→ **Given records**
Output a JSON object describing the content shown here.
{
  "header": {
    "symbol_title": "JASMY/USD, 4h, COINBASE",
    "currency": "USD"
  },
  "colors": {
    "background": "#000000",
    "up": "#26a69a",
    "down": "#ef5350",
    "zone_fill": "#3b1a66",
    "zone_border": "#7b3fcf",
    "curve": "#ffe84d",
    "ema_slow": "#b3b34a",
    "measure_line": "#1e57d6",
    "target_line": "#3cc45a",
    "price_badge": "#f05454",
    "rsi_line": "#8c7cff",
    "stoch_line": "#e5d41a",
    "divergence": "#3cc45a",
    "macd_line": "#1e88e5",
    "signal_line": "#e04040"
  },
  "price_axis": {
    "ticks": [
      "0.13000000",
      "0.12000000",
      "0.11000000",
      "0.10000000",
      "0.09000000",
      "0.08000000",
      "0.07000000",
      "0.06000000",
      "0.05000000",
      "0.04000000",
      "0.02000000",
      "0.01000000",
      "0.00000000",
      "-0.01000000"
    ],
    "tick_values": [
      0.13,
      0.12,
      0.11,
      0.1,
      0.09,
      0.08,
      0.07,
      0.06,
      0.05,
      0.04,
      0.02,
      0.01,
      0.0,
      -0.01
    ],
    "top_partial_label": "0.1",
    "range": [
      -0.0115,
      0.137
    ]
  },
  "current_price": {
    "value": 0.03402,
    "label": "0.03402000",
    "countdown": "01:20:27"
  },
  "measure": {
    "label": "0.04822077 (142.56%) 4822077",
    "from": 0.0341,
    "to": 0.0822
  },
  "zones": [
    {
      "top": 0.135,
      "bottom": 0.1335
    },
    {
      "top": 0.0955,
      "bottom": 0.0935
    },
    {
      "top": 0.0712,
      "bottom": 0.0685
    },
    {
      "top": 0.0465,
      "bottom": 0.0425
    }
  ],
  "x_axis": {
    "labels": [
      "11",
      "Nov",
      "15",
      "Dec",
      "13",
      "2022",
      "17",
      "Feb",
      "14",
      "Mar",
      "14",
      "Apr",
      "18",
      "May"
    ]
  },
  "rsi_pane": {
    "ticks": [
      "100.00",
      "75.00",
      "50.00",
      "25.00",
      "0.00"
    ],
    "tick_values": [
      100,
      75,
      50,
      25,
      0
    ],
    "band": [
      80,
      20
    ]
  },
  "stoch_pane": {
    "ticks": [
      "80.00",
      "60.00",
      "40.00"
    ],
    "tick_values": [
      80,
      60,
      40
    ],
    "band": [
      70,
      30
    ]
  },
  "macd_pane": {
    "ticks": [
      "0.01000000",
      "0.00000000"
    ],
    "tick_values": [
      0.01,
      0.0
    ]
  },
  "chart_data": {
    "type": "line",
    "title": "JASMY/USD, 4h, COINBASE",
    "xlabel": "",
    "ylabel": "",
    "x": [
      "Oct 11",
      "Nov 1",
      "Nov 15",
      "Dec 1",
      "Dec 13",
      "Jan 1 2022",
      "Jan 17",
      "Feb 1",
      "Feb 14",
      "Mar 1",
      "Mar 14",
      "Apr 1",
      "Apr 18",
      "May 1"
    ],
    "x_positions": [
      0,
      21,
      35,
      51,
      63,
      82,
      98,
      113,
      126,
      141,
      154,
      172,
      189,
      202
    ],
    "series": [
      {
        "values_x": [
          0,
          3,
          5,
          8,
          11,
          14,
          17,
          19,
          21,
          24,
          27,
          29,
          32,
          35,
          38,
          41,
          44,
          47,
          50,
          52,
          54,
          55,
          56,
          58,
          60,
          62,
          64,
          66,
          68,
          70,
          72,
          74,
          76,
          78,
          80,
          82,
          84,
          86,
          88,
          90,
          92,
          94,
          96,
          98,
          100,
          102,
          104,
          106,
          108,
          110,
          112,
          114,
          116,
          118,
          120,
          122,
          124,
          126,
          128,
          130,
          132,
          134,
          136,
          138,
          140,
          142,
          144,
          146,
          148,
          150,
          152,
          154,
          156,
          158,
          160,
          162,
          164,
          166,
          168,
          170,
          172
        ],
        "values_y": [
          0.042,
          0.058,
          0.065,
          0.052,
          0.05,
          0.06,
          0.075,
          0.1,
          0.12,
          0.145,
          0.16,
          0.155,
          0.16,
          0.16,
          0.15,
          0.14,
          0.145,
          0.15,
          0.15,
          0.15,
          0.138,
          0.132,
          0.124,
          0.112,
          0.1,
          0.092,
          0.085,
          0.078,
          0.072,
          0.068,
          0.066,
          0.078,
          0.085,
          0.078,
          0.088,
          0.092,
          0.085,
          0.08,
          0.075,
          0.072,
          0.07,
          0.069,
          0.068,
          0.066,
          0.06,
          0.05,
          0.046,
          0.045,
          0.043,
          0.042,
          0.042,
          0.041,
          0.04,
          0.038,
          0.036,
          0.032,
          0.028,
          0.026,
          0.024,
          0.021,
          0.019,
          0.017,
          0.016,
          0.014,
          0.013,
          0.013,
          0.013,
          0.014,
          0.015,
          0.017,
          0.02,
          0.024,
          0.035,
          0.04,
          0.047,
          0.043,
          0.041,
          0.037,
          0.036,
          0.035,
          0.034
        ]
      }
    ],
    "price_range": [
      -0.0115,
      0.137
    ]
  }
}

→ **What you should do**
Copy each entry exactly, with nothing added or dropped.

→ **Reply to the task**
Output a JSON object describing the content shown here.
{
  "header": {
    "symbol_title": "JASMY/USD, 4h, COINBASE",
    "currency": "USD"
  },
  "colors": {
    "background": "#000000",
    "up": "#26a69a",
    "down": "#ef5350",
    "zone_fill": "#3b1a66",
    "zone_border": "#7b3fcf",
    "curve": "#ffe84d",
    "ema_slow": "#b3b34a",
    "measure_line": "#1e57d6",
    "target_line": "#3cc45a",
    "price_badge": "#f05454",
    "rsi_line": "#8c7cff",
    "stoch_line": "#e5d41a",
    "divergence": "#3cc45a",
    "macd_line": "#1e88e5",
    "signal_line": "#e04040"
  },
  "price_axis": {
    "ticks": [
      "0.13000000",
      "0.12000000",
      "0.11000000",
      "0.10000000",
      "0.09000000",
      "0.08000000",
      "0.07000000",
      "0.06000000",
      "0.05000000",
      "0.04000000",
      "0.02000000",
      "0.01000000",
      "0.00000000",
      "-0.01000000"
    ],
    "tick_values": [
      0.13,
      0.12,
      0.11,
      0.1,
      0.09,
      0.08,
      0.07,
      0.06,
      0.05,
      0.04,
      0.02,
      0.01,
      0.0,
      -0.01
    ],
    "top_partial_label": "0.1",
    "range": [
      -0.0115,
      0.137
    ]
  },
  "current_price": {
    "value": 0.03402,
    "label": "0.03402000",
    "countdown": "01:20:27"
  },
  "measure": {
    "label": "0.04822077 (142.56%) 4822077",
    "from": 0.0341,
    "to": 0.0822
  },
  "zones": [
    {
      "top": 0.135,
      "bottom": 0.1335
    },
    {
      "top": 0.0955,
      "bottom": 0.0935
    },
    {
      "top": 0.0712,
      "bottom": 0.0685
    },
    {
      "top": 0.0465,
      "bottom": 0.0425
    }
  ],
  "x_axis": {
    "labels": [
      "11",
      "Nov",
      "15",
      "Dec",
      "13",
      "2022",
      "17",
      "Feb",
      "14",
      "Mar",
      "14",
      "Apr",
      "18",
      "May"
    ]
  },
  "rsi_pane": {
    "ticks": [
      "100.00",
      "75.00",
      "50.00",
      "25.00",
      "0.00"
    ],
    "tick_values": [
      100,
      75,
      50,
      25,
      0
    ],
    "band": [
      80,
      20
    ]
  },
  "stoch_pane": {
    "ticks": [
      "80.00",
      "60.00",
      "40.00"
    ],
    "tick_values": [
      80,
      60,
      40
    ],
    "band": [
      70,
      30
    ]
  },
  "macd_pane": {
    "ticks": [
      "0.01000000",
      "0.00000000"
    ],
    "tick_values": [
      0.01,
      0.0
    ]
  },
  "chart_data": {
    "type": "line",
    "title": "JASMY/USD, 4h, COINBASE",
    "xlabel": "",
    "ylabel": "",
    "x": [
      "Oct 11",
      "Nov 1",
      "Nov 15",
      "Dec 1",
      "Dec 13",
      "Jan 1 2022",
      "Jan 17",
      "Feb 1",
      "Feb 14",
      "Mar 1",
      "Mar 14",
      "Apr 1",
      "Apr 18",
      "May 1"
    ],
    "x_positions": [
      0,
      21,
      35,
      51,
      63,
      82,
      98,
      113,
      126,
      141,
      154,
      172,
      189,
      202
    ],
    "series": [
      {
        "values_x": [
          0,
          3,
          5,
          8,
          11,
          14,
          17,
          19,
          21,
          24,
          27,
          29,
          32,
          35,
          38,
          41,
          44,
          47,
          50,
          52,
          54,
          55,
          56,
          58,
          60,
          62,
          64,
          66,
          68,
          70,
          72,
          74,
          76,
          78,
          80,
          82,
          84,
          86,
          88,
          90,
          92,
          94,
          96,
          98,
          100,
          102,
          104,
          106,
          108,
          110,
          112,
          114,
          116,
          118,
          120,
          122,
          124,
          126,
          128,
          130,
          132,
          134,
          136,
          138,
          140,
          142,
          144,
          146,
          148,
          150,
          152,
          154,
          156,
          158,
          160,
          162,
          164,
          166,
          168,
          170,
          172
        ],
        "values_y": [
          0.042,
          0.058,
          0.065,
          0.052,
          0.05,
          0.06,
          0.075,
          0.1,
          0.12,
          0.145,
          0.16,
          0.155,
          0.16,
          0.16,
          0.15,
          0.14,
          0.145,
          0.15,
          0.15,
          0.15,
          0.138,
          0.132,
          0.124,
          0.112,
          0.1,
          0.092,
          0.085,
          0.078,
          0.072,
          0.068,
          0.066,
          0.078,
          0.085,
          0.078,
          0.088,
          0.092,
          0.085,
          0.08,
          0.075,
          0.072,
          0.07,
          0.069,
          0.068,
          0.066,
          0.06,
          0.05,
          0.046,
          0.045,
          0.043,
          0.042,
          0.042,
          0.041,
          0.04,
          0.038,
          0.036,
          0.032,
          0.028,
          0.026,
          0.024,
          0.021,
          0.019,
          0.017,
          0.016,
          0.014,
          0.013,
          0.013,
          0.013,
          0.014,
          0.015,
          0.017,
          0.02,
          0.024,
          0.035,
          0.04,
          0.047,
          0.043,
          0.041,
          0.037,
          0.036,
          0.035,
          0.034
        ]
      }
    ],
    "price_range": [
      -0.0115,
      0.137
    ]
  }
}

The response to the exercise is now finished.